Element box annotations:

————

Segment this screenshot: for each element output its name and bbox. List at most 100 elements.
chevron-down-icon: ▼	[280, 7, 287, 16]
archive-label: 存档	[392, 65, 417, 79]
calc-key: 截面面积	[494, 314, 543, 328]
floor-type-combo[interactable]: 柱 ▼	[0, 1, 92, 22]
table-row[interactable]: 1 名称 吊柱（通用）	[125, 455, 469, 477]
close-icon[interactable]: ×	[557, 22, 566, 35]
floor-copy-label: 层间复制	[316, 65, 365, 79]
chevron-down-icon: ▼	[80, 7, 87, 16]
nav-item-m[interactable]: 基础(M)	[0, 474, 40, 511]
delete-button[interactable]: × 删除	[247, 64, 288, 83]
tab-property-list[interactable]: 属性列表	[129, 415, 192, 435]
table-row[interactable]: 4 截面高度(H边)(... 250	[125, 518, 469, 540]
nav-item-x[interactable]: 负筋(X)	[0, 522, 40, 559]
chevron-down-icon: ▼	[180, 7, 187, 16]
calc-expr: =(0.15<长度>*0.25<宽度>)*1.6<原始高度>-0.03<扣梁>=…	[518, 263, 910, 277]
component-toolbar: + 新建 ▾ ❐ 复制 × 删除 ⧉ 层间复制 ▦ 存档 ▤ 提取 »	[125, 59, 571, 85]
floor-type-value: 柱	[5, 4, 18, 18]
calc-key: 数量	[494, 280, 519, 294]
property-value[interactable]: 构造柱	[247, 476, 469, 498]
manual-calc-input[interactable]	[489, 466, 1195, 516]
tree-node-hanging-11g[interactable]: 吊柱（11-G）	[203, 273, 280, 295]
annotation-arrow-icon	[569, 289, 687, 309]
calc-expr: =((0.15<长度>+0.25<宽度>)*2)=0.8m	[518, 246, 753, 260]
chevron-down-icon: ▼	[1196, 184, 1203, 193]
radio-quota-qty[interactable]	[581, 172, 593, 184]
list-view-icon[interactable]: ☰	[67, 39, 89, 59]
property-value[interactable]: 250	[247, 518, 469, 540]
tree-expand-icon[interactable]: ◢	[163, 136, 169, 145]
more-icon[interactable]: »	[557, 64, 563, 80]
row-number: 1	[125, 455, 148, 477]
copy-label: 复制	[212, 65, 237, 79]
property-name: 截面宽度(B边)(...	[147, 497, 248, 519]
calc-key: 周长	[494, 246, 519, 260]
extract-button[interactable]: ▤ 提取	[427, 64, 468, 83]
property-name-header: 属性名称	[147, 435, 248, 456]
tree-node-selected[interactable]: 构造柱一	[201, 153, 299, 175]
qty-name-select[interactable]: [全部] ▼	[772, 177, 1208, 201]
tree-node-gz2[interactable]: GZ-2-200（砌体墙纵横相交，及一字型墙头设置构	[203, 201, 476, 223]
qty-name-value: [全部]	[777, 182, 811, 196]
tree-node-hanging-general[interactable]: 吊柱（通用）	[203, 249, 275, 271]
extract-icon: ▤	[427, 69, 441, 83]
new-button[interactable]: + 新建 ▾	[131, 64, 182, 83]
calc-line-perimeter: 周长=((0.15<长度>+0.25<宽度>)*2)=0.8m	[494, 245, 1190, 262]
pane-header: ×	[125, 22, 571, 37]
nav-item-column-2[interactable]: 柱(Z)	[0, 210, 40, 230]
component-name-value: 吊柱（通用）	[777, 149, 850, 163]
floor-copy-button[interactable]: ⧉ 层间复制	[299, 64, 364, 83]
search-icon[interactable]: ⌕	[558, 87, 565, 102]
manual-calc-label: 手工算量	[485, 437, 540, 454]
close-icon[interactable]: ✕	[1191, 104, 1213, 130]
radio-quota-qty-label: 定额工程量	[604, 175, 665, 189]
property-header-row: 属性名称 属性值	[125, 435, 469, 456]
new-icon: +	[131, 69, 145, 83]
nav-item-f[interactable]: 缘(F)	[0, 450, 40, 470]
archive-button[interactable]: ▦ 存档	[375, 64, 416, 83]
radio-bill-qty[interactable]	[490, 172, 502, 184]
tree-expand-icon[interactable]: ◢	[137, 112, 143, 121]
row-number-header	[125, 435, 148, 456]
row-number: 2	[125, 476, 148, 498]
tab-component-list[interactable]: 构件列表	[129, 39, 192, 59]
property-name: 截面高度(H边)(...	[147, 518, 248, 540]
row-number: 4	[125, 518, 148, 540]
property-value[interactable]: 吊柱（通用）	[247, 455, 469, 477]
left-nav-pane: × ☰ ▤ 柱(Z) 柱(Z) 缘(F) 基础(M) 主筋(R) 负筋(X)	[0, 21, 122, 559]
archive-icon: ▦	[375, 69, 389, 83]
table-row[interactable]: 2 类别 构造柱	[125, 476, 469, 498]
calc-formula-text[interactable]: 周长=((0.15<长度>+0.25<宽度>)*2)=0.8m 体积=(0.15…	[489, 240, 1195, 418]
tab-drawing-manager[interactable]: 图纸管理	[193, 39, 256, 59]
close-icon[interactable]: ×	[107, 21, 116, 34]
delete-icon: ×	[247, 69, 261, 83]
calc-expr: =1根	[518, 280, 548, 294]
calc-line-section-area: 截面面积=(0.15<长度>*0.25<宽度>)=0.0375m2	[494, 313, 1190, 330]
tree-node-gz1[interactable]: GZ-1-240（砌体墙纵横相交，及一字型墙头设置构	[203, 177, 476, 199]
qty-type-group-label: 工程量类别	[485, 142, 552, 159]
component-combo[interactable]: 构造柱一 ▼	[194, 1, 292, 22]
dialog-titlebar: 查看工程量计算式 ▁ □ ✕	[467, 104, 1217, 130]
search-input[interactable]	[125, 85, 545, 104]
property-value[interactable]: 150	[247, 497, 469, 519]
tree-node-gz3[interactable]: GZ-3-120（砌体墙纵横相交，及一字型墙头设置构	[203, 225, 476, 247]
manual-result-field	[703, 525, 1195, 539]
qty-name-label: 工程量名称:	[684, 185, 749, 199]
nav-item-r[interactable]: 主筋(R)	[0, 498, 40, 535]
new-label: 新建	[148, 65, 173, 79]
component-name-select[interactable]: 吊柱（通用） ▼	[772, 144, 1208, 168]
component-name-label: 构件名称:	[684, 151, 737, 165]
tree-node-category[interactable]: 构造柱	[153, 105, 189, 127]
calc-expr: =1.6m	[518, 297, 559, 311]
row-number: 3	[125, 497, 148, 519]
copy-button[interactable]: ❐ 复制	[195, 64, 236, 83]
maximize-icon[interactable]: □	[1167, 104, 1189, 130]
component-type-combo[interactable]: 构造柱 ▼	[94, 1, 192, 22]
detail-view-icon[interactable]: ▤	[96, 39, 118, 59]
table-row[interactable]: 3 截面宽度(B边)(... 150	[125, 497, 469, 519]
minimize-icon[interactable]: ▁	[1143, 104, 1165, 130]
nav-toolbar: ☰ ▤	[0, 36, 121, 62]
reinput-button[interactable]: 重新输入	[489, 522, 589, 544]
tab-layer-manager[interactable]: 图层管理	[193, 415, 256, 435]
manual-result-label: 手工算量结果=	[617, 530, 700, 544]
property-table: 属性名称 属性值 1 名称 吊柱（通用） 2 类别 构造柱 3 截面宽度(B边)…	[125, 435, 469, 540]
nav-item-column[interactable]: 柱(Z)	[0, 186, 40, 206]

————

**What the exercise asks**
Copy out the records above line for line.

**Result of the exercise**
Segment this screenshot: for each element output its name and bbox. List at most 100 elements.
chevron-down-icon: ▼	[280, 7, 287, 16]
archive-label: 存档	[392, 65, 417, 79]
calc-key: 截面面积	[494, 314, 543, 328]
floor-type-combo[interactable]: 柱 ▼	[0, 1, 92, 22]
table-row[interactable]: 1 名称 吊柱（通用）	[125, 455, 469, 477]
close-icon[interactable]: ×	[557, 22, 566, 35]
floor-copy-label: 层间复制	[316, 65, 365, 79]
chevron-down-icon: ▼	[80, 7, 87, 16]
nav-item-m[interactable]: 基础(M)	[0, 474, 40, 511]
delete-button[interactable]: × 删除	[247, 64, 288, 83]
tab-property-list[interactable]: 属性列表	[129, 415, 192, 435]
table-row[interactable]: 4 截面高度(H边)(... 250	[125, 518, 469, 540]
nav-item-x[interactable]: 负筋(X)	[0, 522, 40, 559]
chevron-down-icon: ▼	[180, 7, 187, 16]
calc-expr: =(0.15<长度>*0.25<宽度>)*1.6<原始高度>-0.03<扣梁>=…	[518, 263, 910, 277]
component-toolbar: + 新建 ▾ ❐ 复制 × 删除 ⧉ 层间复制 ▦ 存档 ▤ 提取 »	[125, 59, 571, 85]
floor-type-value: 柱	[5, 4, 18, 18]
calc-key: 数量	[494, 280, 519, 294]
property-value[interactable]: 构造柱	[247, 476, 469, 498]
manual-calc-input[interactable]	[489, 466, 1195, 516]
tree-node-hanging-11g[interactable]: 吊柱（11-G）	[203, 273, 280, 295]
annotation-arrow-icon	[569, 289, 687, 309]
calc-expr: =((0.15<长度>+0.25<宽度>)*2)=0.8m	[518, 246, 753, 260]
chevron-down-icon: ▼	[1196, 184, 1203, 193]
radio-quota-qty[interactable]	[581, 172, 593, 184]
list-view-icon[interactable]: ☰	[67, 39, 89, 59]
property-value[interactable]: 250	[247, 518, 469, 540]
tree-expand-icon[interactable]: ◢	[163, 136, 169, 145]
more-icon[interactable]: »	[557, 64, 563, 80]
row-number: 1	[125, 455, 148, 477]
copy-label: 复制	[212, 65, 237, 79]
property-name: 截面宽度(B边)(...	[147, 497, 248, 519]
calc-key: 周长	[494, 246, 519, 260]
extract-button[interactable]: ▤ 提取	[427, 64, 468, 83]
property-name-header: 属性名称	[147, 435, 248, 456]
tree-node-selected[interactable]: 构造柱一	[201, 153, 299, 175]
qty-name-select[interactable]: [全部] ▼	[772, 177, 1208, 201]
tree-node-gz2[interactable]: GZ-2-200（砌体墙纵横相交，及一字型墙头设置构	[203, 201, 476, 223]
qty-name-value: [全部]	[777, 182, 811, 196]
tree-node-hanging-general[interactable]: 吊柱（通用）	[203, 249, 275, 271]
extract-icon: ▤	[427, 69, 441, 83]
new-button[interactable]: + 新建 ▾	[131, 64, 182, 83]
calc-line-perimeter: 周长=((0.15<长度>+0.25<宽度>)*2)=0.8m	[494, 245, 1190, 262]
pane-header: ×	[125, 22, 571, 37]
nav-item-column-2[interactable]: 柱(Z)	[0, 210, 40, 230]
component-name-value: 吊柱（通用）	[777, 149, 850, 163]
floor-copy-button[interactable]: ⧉ 层间复制	[299, 64, 364, 83]
search-icon[interactable]: ⌕	[558, 87, 565, 102]
manual-calc-label: 手工算量	[485, 437, 540, 454]
close-icon[interactable]: ✕	[1191, 104, 1213, 130]
radio-quota-qty-label: 定额工程量	[604, 175, 665, 189]
property-header-row: 属性名称 属性值	[125, 435, 469, 456]
new-icon: +	[131, 69, 145, 83]
nav-item-f[interactable]: 缘(F)	[0, 450, 40, 470]
archive-button[interactable]: ▦ 存档	[375, 64, 416, 83]
radio-bill-qty[interactable]	[490, 172, 502, 184]
tree-expand-icon[interactable]: ◢	[137, 112, 143, 121]
row-number-header	[125, 435, 148, 456]
row-number: 2	[125, 476, 148, 498]
tab-component-list[interactable]: 构件列表	[129, 39, 192, 59]
property-name: 截面高度(H边)(...	[147, 518, 248, 540]
row-number: 4	[125, 518, 148, 540]
property-value[interactable]: 吊柱（通用）	[247, 455, 469, 477]
left-nav-pane: × ☰ ▤ 柱(Z) 柱(Z) 缘(F) 基础(M) 主筋(R) 负筋(X)	[0, 21, 122, 559]
archive-icon: ▦	[375, 69, 389, 83]
table-row[interactable]: 2 类别 构造柱	[125, 476, 469, 498]
calc-formula-text[interactable]: 周长=((0.15<长度>+0.25<宽度>)*2)=0.8m 体积=(0.15…	[489, 240, 1195, 418]
tab-drawing-manager[interactable]: 图纸管理	[193, 39, 256, 59]
close-icon[interactable]: ×	[107, 21, 116, 34]
delete-icon: ×	[247, 69, 261, 83]
calc-expr: =1根	[518, 280, 548, 294]
calc-line-section-area: 截面面积=(0.15<长度>*0.25<宽度>)=0.0375m2	[494, 313, 1190, 330]
tree-node-gz1[interactable]: GZ-1-240（砌体墙纵横相交，及一字型墙头设置构	[203, 177, 476, 199]
qty-type-group-label: 工程量类别	[485, 142, 552, 159]
component-combo[interactable]: 构造柱一 ▼	[194, 1, 292, 22]
dialog-titlebar: 查看工程量计算式 ▁ □ ✕	[467, 104, 1217, 130]
search-input[interactable]	[125, 85, 545, 104]
property-value[interactable]: 150	[247, 497, 469, 519]
tree-node-gz3[interactable]: GZ-3-120（砌体墙纵横相交，及一字型墙头设置构	[203, 225, 476, 247]
manual-result-field	[703, 525, 1195, 539]
qty-name-label: 工程量名称:	[684, 185, 749, 199]
nav-item-r[interactable]: 主筋(R)	[0, 498, 40, 535]
new-label: 新建	[148, 65, 173, 79]
component-name-select[interactable]: 吊柱（通用） ▼	[772, 144, 1208, 168]
component-name-label: 构件名称:	[684, 151, 737, 165]
tree-node-category[interactable]: 构造柱	[153, 105, 189, 127]
calc-expr: =1.6m	[518, 297, 559, 311]
row-number: 3	[125, 497, 148, 519]
copy-button[interactable]: ❐ 复制	[195, 64, 236, 83]
maximize-icon[interactable]: □	[1167, 104, 1189, 130]
component-type-combo[interactable]: 构造柱 ▼	[94, 1, 192, 22]
detail-view-icon[interactable]: ▤	[96, 39, 118, 59]
table-row[interactable]: 3 截面宽度(B边)(... 150	[125, 497, 469, 519]
minimize-icon[interactable]: ▁	[1143, 104, 1165, 130]
nav-toolbar: ☰ ▤	[0, 36, 121, 62]
reinput-button[interactable]: 重新输入	[489, 522, 589, 544]
tab-layer-manager[interactable]: 图层管理	[193, 415, 256, 435]
manual-result-label: 手工算量结果=	[617, 530, 700, 544]
property-table: 属性名称 属性值 1 名称 吊柱（通用） 2 类别 构造柱 3 截面宽度(B边)…	[125, 435, 469, 540]
nav-item-column[interactable]: 柱(Z)	[0, 186, 40, 206]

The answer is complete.